_Exercise brief_: Return the records in full, exactly as given.

_Entries provided_:

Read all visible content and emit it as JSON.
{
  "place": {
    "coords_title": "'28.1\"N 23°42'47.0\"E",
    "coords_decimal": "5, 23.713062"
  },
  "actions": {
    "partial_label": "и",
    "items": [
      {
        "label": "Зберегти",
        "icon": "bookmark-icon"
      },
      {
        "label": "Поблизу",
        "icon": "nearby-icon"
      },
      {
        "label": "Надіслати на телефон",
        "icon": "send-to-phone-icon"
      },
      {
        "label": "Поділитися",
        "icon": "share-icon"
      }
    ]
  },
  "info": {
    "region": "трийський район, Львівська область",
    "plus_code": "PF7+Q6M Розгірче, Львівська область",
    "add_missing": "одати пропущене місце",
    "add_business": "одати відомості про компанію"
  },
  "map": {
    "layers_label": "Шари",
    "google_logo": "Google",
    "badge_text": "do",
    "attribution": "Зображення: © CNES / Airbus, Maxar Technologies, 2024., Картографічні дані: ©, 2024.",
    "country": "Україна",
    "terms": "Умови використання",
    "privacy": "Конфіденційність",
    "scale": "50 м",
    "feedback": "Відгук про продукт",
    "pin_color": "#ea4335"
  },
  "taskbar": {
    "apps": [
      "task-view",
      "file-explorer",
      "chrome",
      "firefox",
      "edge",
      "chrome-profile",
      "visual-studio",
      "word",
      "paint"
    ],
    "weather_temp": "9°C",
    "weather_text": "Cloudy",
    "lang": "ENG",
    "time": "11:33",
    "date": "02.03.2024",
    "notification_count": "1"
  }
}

_Solution to the problem_:
Read all visible content and emit it as JSON.
{
  "place": {
    "coords_title": "'28.1\"N 23°42'47.0\"E",
    "coords_decimal": "5, 23.713062"
  },
  "actions": {
    "partial_label": "и",
    "items": [
      {
        "label": "Зберегти",
        "icon": "bookmark-icon"
      },
      {
        "label": "Поблизу",
        "icon": "nearby-icon"
      },
      {
        "label": "Надіслати на телефон",
        "icon": "send-to-phone-icon"
      },
      {
        "label": "Поділитися",
        "icon": "share-icon"
      }
    ]
  },
  "info": {
    "region": "трийський район, Львівська область",
    "plus_code": "PF7+Q6M Розгірче, Львівська область",
    "add_missing": "одати пропущене місце",
    "add_business": "одати відомості про компанію"
  },
  "map": {
    "layers_label": "Шари",
    "google_logo": "Google",
    "badge_text": "do",
    "attribution": "Зображення: © CNES / Airbus, Maxar Technologies, 2024., Картографічні дані: ©, 2024.",
    "country": "Україна",
    "terms": "Умови використання",
    "privacy": "Конфіденційність",
    "scale": "50 м",
    "feedback": "Відгук про продукт",
    "pin_color": "#ea4335"
  },
  "taskbar": {
    "apps": [
      "task-view",
      "file-explorer",
      "chrome",
      "firefox",
      "edge",
      "chrome-profile",
      "visual-studio",
      "word",
      "paint"
    ],
    "weather_temp": "9°C",
    "weather_text": "Cloudy",
    "lang": "ENG",
    "time": "11:33",
    "date": "02.03.2024",
    "notification_count": "1"
  }
}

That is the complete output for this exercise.